**** Stored rows

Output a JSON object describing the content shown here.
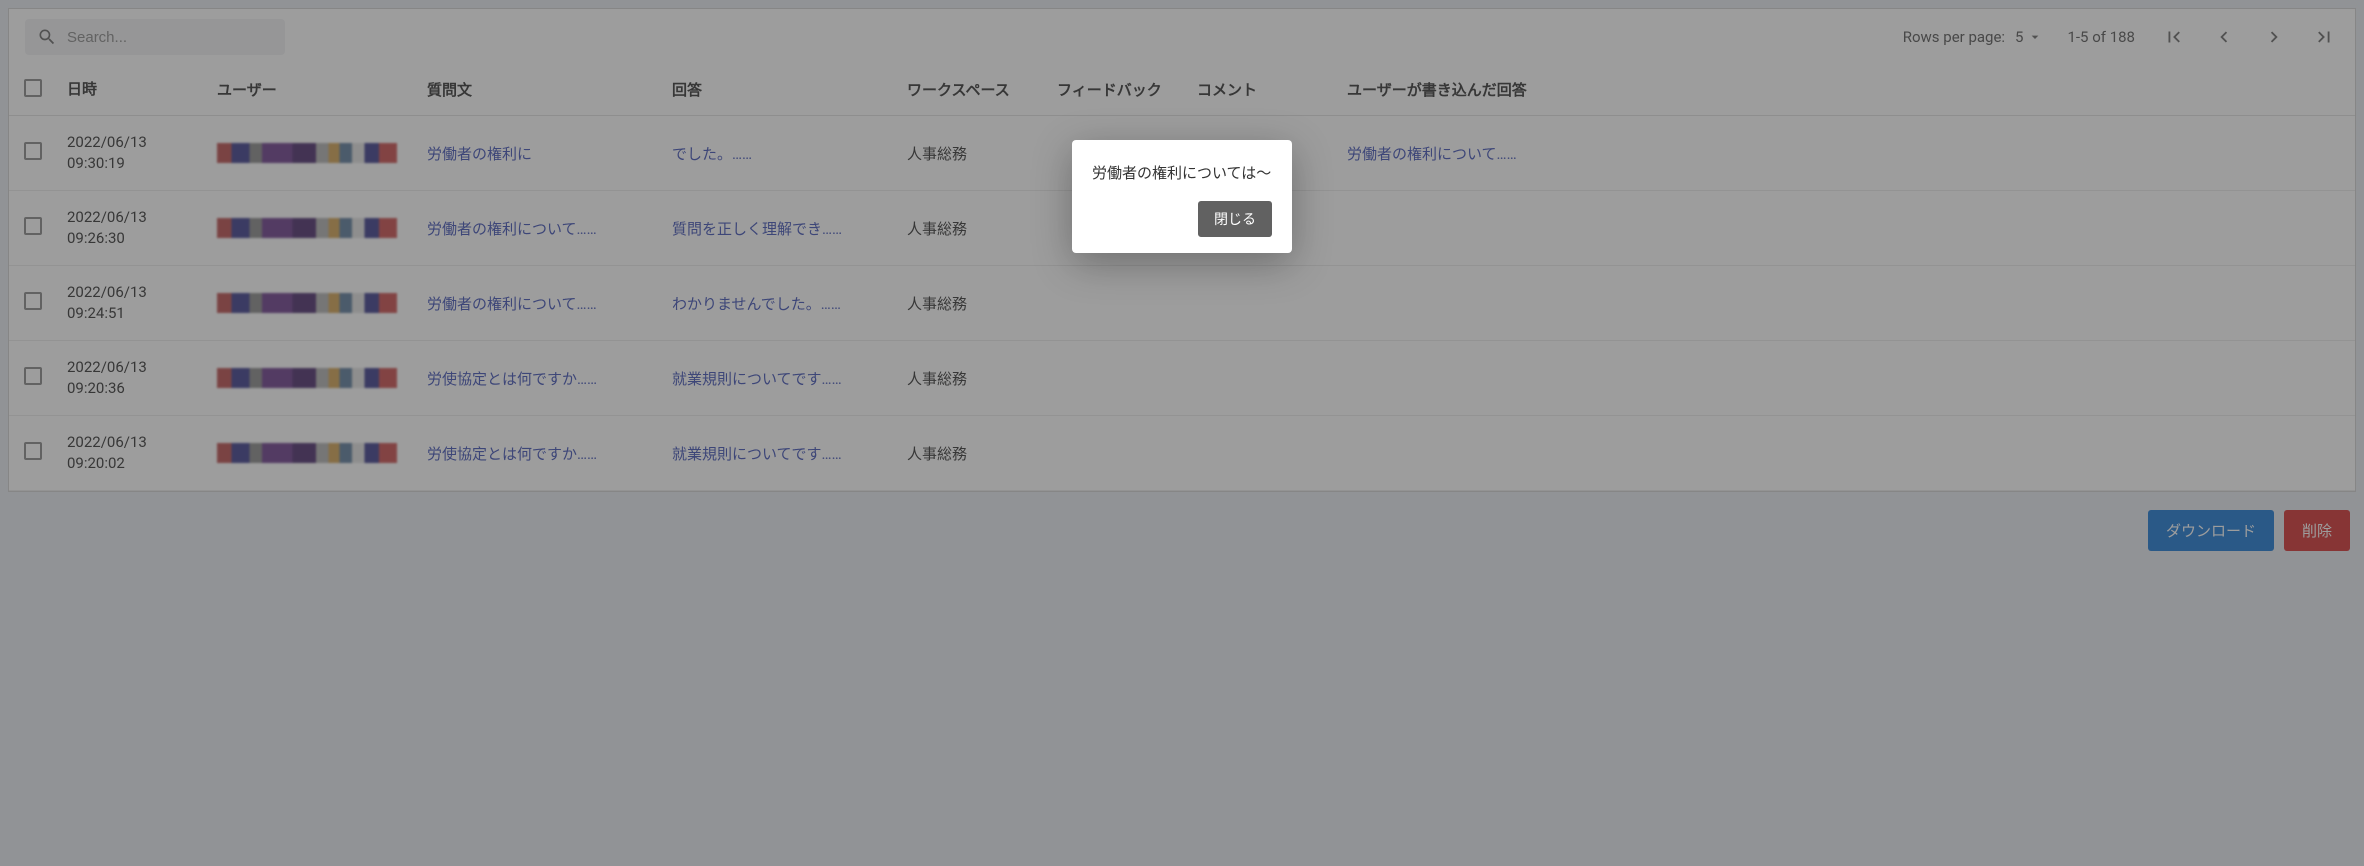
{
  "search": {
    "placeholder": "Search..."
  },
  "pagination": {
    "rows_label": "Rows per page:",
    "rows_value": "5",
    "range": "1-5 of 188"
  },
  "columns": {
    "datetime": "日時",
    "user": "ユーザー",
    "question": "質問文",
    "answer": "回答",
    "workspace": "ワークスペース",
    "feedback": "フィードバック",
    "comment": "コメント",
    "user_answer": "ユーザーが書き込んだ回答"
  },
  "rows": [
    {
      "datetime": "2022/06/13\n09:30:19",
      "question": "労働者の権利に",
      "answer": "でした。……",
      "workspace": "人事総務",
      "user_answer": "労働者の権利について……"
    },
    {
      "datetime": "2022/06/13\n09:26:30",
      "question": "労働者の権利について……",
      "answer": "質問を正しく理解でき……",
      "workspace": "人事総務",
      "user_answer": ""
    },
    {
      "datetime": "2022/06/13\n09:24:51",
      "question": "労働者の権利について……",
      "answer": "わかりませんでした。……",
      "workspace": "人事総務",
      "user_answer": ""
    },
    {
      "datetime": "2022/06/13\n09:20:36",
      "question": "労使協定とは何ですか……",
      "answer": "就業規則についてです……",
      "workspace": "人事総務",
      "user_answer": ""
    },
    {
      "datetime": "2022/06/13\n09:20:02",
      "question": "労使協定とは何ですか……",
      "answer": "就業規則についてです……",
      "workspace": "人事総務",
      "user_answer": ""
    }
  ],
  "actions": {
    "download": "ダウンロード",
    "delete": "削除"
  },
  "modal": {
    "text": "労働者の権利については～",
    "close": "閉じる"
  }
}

********

From the data above, write out everything exactly except the pictures.

Task solution
Output a JSON object describing the content shown here.
{
  "search": {
    "placeholder": "Search..."
  },
  "pagination": {
    "rows_label": "Rows per page:",
    "rows_value": "5",
    "range": "1-5 of 188"
  },
  "columns": {
    "datetime": "日時",
    "user": "ユーザー",
    "question": "質問文",
    "answer": "回答",
    "workspace": "ワークスペース",
    "feedback": "フィードバック",
    "comment": "コメント",
    "user_answer": "ユーザーが書き込んだ回答"
  },
  "rows": [
    {
      "datetime": "2022/06/13\n09:30:19",
      "question": "労働者の権利に",
      "answer": "でした。……",
      "workspace": "人事総務",
      "user_answer": "労働者の権利について……"
    },
    {
      "datetime": "2022/06/13\n09:26:30",
      "question": "労働者の権利について……",
      "answer": "質問を正しく理解でき……",
      "workspace": "人事総務",
      "user_answer": ""
    },
    {
      "datetime": "2022/06/13\n09:24:51",
      "question": "労働者の権利について……",
      "answer": "わかりませんでした。……",
      "workspace": "人事総務",
      "user_answer": ""
    },
    {
      "datetime": "2022/06/13\n09:20:36",
      "question": "労使協定とは何ですか……",
      "answer": "就業規則についてです……",
      "workspace": "人事総務",
      "user_answer": ""
    },
    {
      "datetime": "2022/06/13\n09:20:02",
      "question": "労使協定とは何ですか……",
      "answer": "就業規則についてです……",
      "workspace": "人事総務",
      "user_answer": ""
    }
  ],
  "actions": {
    "download": "ダウンロード",
    "delete": "削除"
  },
  "modal": {
    "text": "労働者の権利については～",
    "close": "閉じる"
  }
}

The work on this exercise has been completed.